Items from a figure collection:
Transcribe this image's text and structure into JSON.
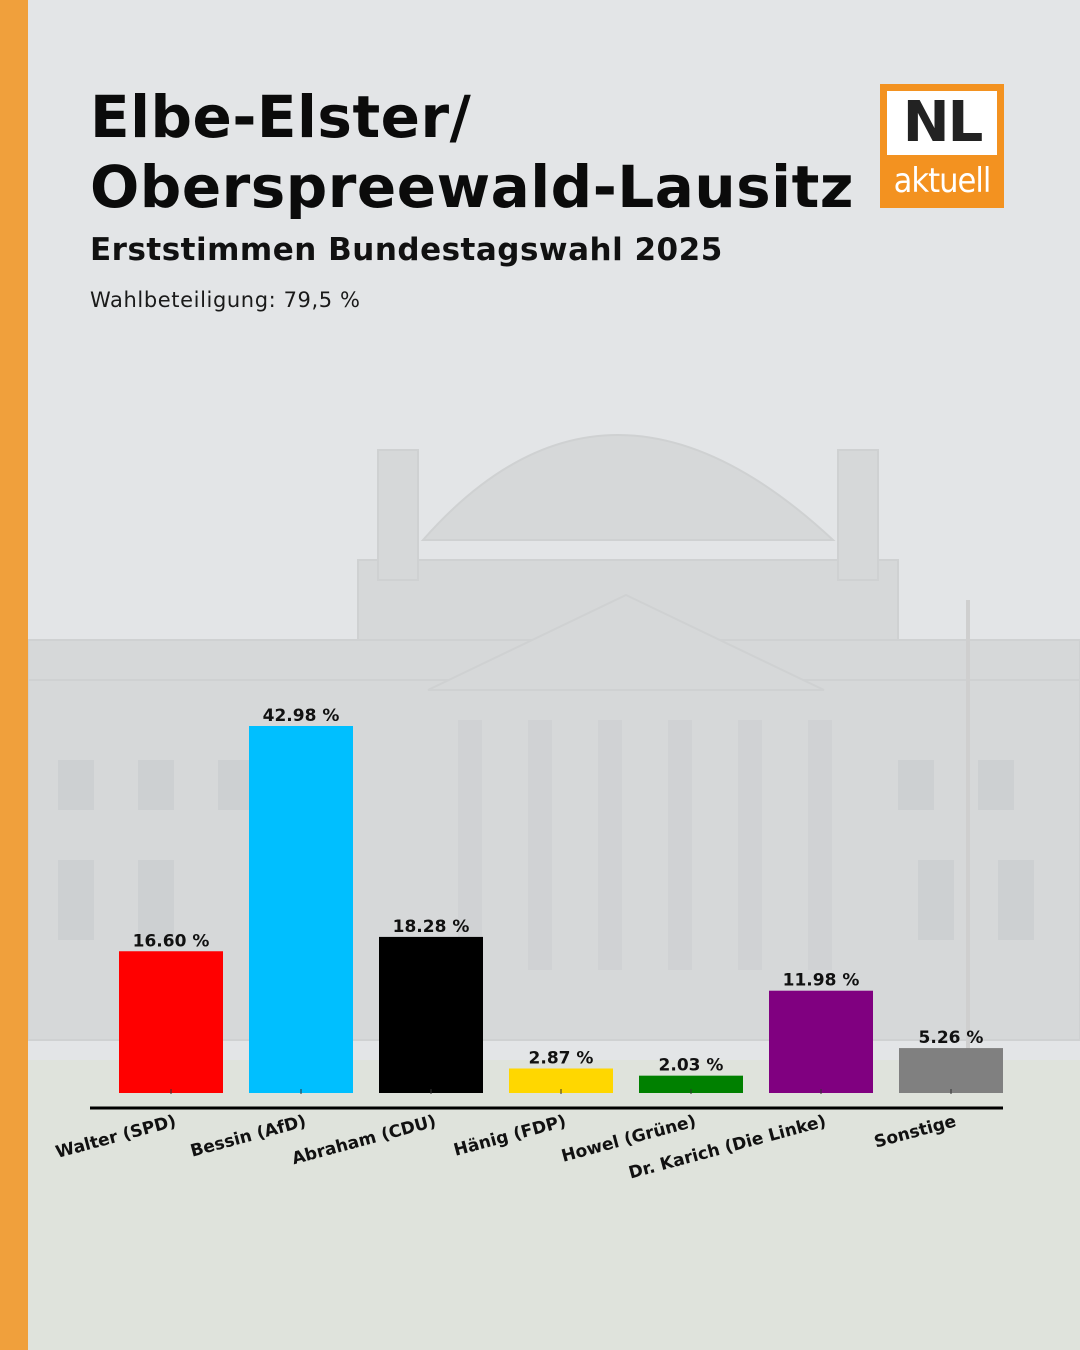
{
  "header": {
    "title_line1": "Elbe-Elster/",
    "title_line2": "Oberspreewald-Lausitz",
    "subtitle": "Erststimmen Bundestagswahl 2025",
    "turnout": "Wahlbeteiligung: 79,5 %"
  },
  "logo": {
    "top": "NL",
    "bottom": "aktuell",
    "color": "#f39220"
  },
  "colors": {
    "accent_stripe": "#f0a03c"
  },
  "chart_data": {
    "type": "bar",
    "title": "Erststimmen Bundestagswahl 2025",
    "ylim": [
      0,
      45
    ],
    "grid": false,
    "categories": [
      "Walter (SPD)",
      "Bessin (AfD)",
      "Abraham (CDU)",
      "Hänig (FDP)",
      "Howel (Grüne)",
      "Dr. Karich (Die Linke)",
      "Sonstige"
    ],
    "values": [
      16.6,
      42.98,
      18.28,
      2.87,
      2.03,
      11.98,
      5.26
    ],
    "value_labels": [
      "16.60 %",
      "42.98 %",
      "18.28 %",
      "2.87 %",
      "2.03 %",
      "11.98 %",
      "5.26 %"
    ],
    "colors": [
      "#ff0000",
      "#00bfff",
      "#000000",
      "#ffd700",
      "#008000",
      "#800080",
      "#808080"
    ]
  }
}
---
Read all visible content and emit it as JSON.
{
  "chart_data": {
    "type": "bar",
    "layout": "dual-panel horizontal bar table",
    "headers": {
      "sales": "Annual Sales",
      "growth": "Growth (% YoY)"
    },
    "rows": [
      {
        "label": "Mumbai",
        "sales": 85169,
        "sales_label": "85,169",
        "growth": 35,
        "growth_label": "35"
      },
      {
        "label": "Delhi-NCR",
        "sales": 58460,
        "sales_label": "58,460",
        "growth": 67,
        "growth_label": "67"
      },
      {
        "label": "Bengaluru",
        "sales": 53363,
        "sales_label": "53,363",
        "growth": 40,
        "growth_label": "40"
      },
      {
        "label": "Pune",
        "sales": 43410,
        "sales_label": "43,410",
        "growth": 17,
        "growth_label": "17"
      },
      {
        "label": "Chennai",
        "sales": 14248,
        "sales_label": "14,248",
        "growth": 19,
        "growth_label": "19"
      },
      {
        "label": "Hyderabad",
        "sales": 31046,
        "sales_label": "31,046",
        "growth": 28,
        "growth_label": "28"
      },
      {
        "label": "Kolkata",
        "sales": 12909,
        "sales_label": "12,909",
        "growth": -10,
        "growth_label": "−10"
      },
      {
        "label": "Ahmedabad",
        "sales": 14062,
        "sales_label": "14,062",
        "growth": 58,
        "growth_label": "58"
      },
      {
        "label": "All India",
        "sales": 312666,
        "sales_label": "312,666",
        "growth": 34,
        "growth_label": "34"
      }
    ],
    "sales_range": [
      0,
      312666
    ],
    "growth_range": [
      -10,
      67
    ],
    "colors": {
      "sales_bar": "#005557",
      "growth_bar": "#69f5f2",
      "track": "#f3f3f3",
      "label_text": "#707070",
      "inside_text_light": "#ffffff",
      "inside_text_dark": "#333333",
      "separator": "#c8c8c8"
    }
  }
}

Work to be completed:
Scan the lines for the string "JSON". Copy out each line that matches.

Correct response:
Transcribe this image's text and structure into JSON.
Read all visible content and emit it as JSON.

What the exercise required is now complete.